The request ▸
In the material below, the lines containing the word "ASSUMPTION" are required; copy each of them.

Extracted records ▸

>> Begin

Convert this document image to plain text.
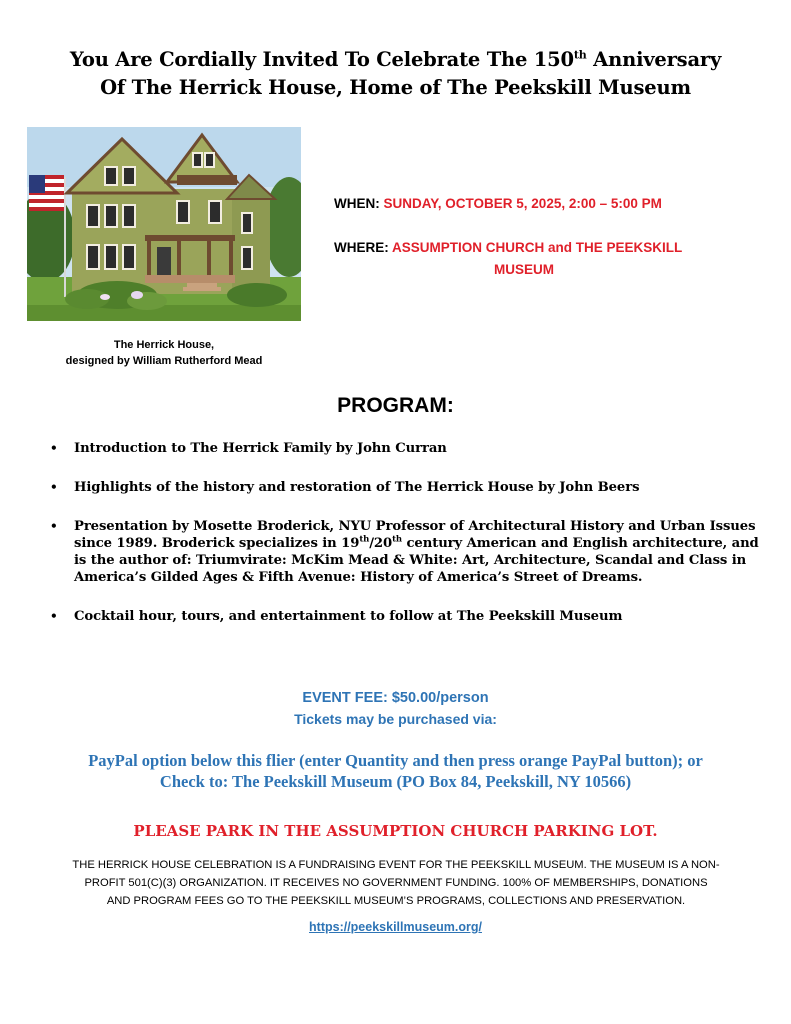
You Are Cordially Invited To Celebrate The 150th Anniversary
Of The Herrick House, Home of The Peekskill Museum
The Herrick House,
designed by William Rutherford Mead
WHEN: SUNDAY, OCTOBER 5, 2025, 2:00 – 5:00 PM
WHERE: ASSUMPTION CHURCH and THE PEEKSKILL
MUSEUM
PROGRAM:
• Introduction to The Herrick Family by John Curran
• Highlights of the history and restoration of The Herrick House by John Beers
• Presentation by Mosette Broderick, NYU Professor of Architectural History and Urban Issues since 1989. Broderick specializes in 19th/20th century American and English architecture, and is the author of: Triumvirate: McKim Mead & White: Art, Architecture, Scandal and Class in America’s Gilded Ages & Fifth Avenue: History of America’s Street of Dreams.
• Cocktail hour, tours, and entertainment to follow at The Peekskill Museum
EVENT FEE: $50.00/person
Tickets may be purchased via:
PayPal option below this flier (enter Quantity and then press orange PayPal button); or
Check to: The Peekskill Museum (PO Box 84, Peekskill, NY 10566)
PLEASE PARK IN THE ASSUMPTION CHURCH PARKING LOT.
THE HERRICK HOUSE CELEBRATION IS A FUNDRAISING EVENT FOR THE PEEKSKILL MUSEUM. THE MUSEUM IS A NON-
PROFIT 501(C)(3) ORGANIZATION. IT RECEIVES NO GOVERNMENT FUNDING. 100% OF MEMBERSHIPS, DONATIONS
AND PROGRAM FEES GO TO THE PEEKSKILL MUSEUM’S PROGRAMS, COLLECTIONS AND PRESERVATION.
https://peekskillmuseum.org/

>> End

Full solution ▸
WHERE: ASSUMPTION CHURCH and THE PEEKSKILL
PLEASE PARK IN THE ASSUMPTION CHURCH PARKING LOT.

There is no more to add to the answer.